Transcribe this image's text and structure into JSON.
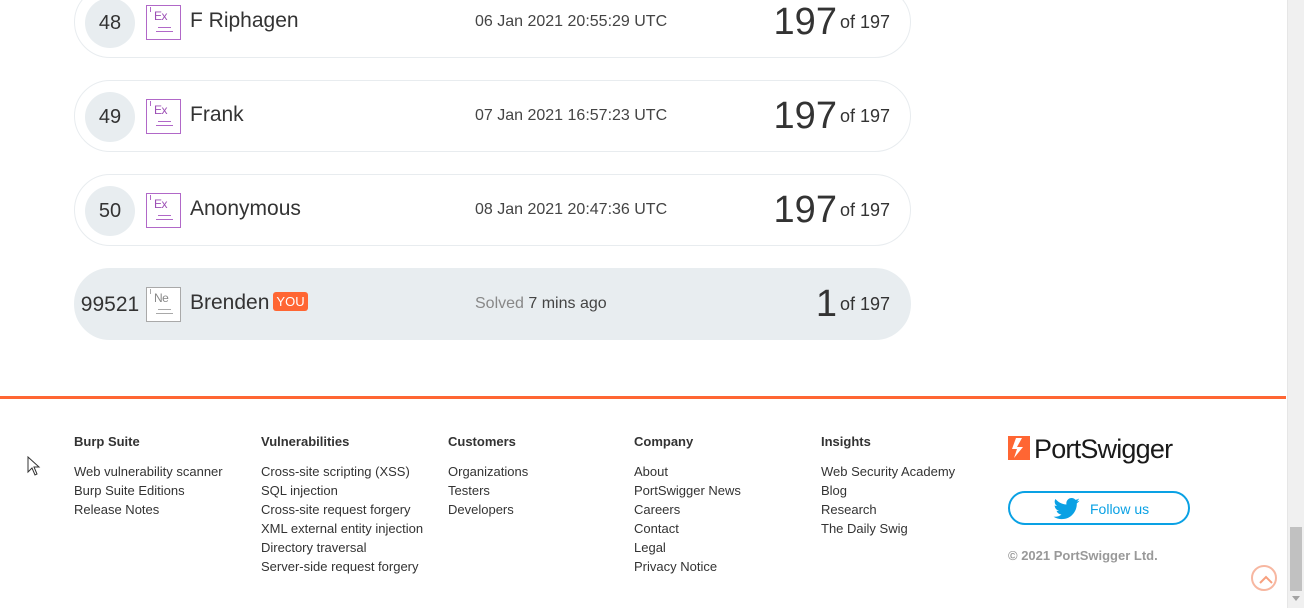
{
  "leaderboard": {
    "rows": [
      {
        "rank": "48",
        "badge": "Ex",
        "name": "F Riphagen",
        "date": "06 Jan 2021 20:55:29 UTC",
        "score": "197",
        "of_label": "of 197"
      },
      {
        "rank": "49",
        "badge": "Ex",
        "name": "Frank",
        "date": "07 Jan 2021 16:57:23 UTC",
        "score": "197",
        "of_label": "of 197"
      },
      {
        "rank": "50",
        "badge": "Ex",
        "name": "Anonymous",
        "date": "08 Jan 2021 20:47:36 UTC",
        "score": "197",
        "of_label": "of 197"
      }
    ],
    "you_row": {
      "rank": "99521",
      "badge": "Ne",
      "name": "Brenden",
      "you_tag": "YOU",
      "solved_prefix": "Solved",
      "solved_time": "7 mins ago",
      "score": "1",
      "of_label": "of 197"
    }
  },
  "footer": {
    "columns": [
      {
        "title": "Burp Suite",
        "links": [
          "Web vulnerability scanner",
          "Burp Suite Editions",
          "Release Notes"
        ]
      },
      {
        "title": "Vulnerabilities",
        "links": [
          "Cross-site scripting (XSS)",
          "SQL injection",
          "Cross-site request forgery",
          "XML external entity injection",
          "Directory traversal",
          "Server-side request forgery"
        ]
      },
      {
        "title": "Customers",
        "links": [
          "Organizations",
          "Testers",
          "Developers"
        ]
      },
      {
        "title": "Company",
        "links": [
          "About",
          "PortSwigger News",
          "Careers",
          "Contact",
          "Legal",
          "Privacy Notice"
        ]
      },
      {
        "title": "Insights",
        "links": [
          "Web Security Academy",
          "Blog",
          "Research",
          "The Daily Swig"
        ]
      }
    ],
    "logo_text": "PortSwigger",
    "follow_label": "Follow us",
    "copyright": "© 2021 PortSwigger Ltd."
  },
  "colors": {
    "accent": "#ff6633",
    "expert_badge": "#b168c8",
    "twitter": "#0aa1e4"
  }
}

## WHAT TO WORK ON
Every record must be copied exactly, with the pictures left out.

## OUTPUT OF THE TASK
Transcribe this image's text and structure into JSON.
{
  "leaderboard": {
    "rows": [
      {
        "rank": "48",
        "badge": "Ex",
        "name": "F Riphagen",
        "date": "06 Jan 2021 20:55:29 UTC",
        "score": "197",
        "of_label": "of 197"
      },
      {
        "rank": "49",
        "badge": "Ex",
        "name": "Frank",
        "date": "07 Jan 2021 16:57:23 UTC",
        "score": "197",
        "of_label": "of 197"
      },
      {
        "rank": "50",
        "badge": "Ex",
        "name": "Anonymous",
        "date": "08 Jan 2021 20:47:36 UTC",
        "score": "197",
        "of_label": "of 197"
      }
    ],
    "you_row": {
      "rank": "99521",
      "badge": "Ne",
      "name": "Brenden",
      "you_tag": "YOU",
      "solved_prefix": "Solved",
      "solved_time": "7 mins ago",
      "score": "1",
      "of_label": "of 197"
    }
  },
  "footer": {
    "columns": [
      {
        "title": "Burp Suite",
        "links": [
          "Web vulnerability scanner",
          "Burp Suite Editions",
          "Release Notes"
        ]
      },
      {
        "title": "Vulnerabilities",
        "links": [
          "Cross-site scripting (XSS)",
          "SQL injection",
          "Cross-site request forgery",
          "XML external entity injection",
          "Directory traversal",
          "Server-side request forgery"
        ]
      },
      {
        "title": "Customers",
        "links": [
          "Organizations",
          "Testers",
          "Developers"
        ]
      },
      {
        "title": "Company",
        "links": [
          "About",
          "PortSwigger News",
          "Careers",
          "Contact",
          "Legal",
          "Privacy Notice"
        ]
      },
      {
        "title": "Insights",
        "links": [
          "Web Security Academy",
          "Blog",
          "Research",
          "The Daily Swig"
        ]
      }
    ],
    "logo_text": "PortSwigger",
    "follow_label": "Follow us",
    "copyright": "© 2021 PortSwigger Ltd."
  },
  "colors": {
    "accent": "#ff6633",
    "expert_badge": "#b168c8",
    "twitter": "#0aa1e4"
  }
}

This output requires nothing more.